▶ [TASK STATEMENT]: Identify each line containing the word "find" and copy it.

▶ [DATA ROWS]:
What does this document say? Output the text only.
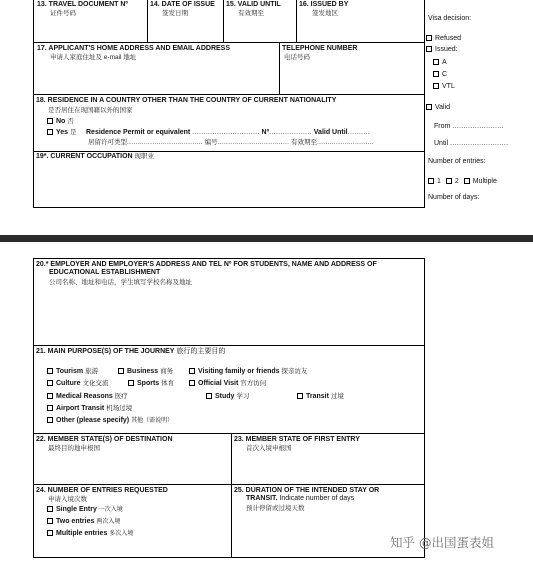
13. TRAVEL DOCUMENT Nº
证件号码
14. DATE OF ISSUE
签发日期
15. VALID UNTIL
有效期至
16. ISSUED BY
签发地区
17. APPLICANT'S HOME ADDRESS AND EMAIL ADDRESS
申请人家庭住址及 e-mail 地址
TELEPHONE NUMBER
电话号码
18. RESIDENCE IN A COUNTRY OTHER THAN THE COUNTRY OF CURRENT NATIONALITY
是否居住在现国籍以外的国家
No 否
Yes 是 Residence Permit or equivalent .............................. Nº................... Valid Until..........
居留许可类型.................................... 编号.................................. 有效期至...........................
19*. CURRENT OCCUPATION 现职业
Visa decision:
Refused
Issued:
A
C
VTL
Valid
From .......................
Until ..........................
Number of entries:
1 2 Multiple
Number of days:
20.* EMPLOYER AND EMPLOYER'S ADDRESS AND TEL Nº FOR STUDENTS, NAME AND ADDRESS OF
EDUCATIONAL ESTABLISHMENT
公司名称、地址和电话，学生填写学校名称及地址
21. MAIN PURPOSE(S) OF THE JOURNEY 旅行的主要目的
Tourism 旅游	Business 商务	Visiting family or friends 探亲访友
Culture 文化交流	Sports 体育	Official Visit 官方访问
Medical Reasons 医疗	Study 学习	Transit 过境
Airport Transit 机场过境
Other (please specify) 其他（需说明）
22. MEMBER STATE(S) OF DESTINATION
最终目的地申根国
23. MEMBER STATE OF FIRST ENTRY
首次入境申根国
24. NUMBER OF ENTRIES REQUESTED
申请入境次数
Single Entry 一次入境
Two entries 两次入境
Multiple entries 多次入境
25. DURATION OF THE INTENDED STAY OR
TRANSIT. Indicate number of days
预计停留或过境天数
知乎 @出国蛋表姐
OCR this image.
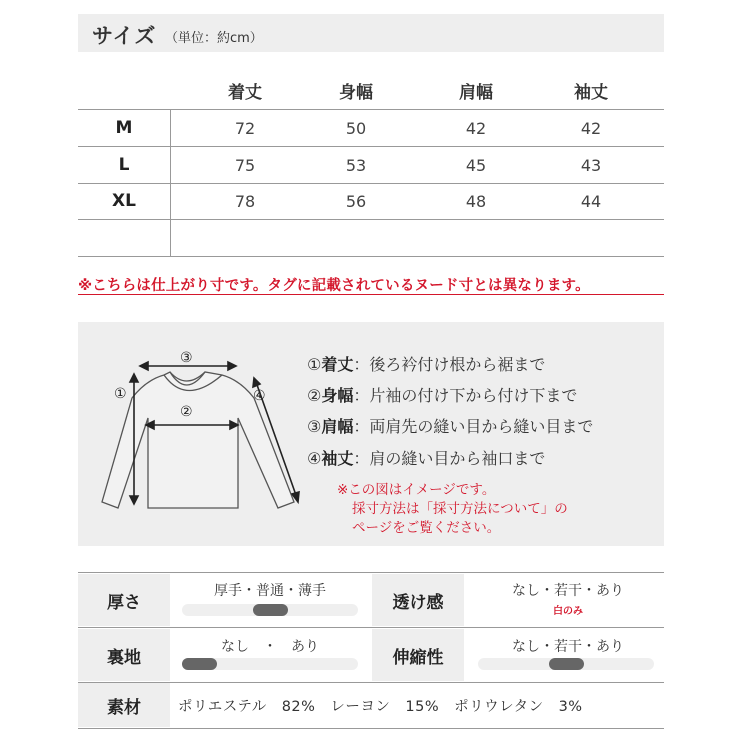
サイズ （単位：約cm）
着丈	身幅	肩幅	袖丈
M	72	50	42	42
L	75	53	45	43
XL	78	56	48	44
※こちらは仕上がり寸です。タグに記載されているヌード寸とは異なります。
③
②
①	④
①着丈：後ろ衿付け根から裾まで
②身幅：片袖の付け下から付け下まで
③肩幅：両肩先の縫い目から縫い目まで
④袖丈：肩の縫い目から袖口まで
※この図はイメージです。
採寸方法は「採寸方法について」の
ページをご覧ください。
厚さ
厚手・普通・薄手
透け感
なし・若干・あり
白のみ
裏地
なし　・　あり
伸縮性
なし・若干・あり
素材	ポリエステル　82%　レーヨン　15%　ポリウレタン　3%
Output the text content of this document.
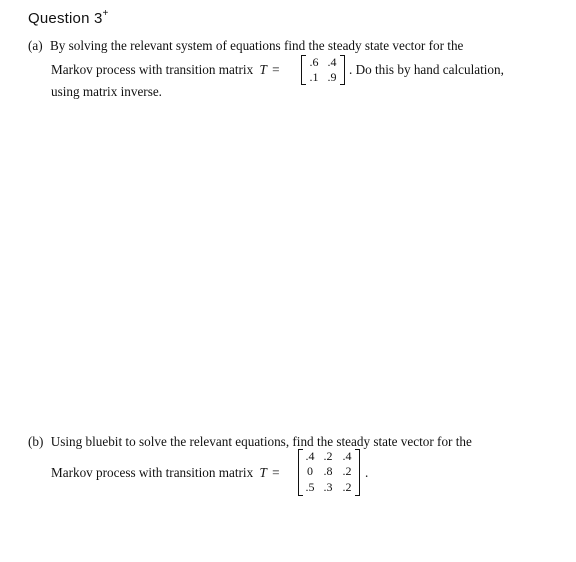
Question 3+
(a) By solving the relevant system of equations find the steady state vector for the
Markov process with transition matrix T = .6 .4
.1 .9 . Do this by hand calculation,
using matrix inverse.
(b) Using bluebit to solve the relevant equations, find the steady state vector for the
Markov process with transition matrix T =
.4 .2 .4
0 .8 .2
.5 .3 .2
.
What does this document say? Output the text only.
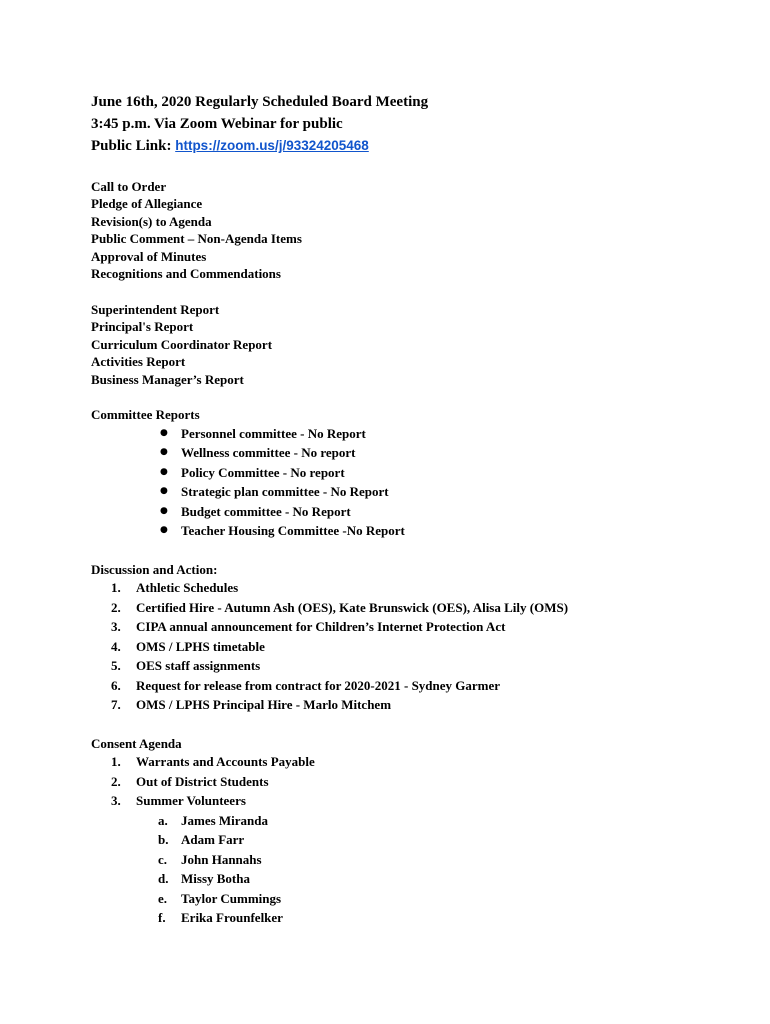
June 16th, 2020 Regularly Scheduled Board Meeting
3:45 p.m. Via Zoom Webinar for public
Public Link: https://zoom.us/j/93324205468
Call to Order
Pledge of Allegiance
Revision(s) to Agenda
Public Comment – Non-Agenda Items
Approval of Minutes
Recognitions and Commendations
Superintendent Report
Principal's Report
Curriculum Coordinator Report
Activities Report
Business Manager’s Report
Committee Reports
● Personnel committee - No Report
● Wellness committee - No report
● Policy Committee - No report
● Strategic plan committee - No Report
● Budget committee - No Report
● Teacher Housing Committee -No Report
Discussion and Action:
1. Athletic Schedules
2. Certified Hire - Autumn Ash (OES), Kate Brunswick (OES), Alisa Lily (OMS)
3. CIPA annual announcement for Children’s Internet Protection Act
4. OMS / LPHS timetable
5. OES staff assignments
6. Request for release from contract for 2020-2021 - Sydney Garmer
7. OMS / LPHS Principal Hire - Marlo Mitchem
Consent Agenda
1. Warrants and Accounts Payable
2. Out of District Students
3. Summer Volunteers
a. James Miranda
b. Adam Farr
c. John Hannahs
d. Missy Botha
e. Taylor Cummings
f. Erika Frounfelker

▶ [CORRECT RESULT]:
(a) By solving the relevant system of equations find the steady state vector for the
(b) Using bluebit to solve the relevant equations, find the steady state vector for the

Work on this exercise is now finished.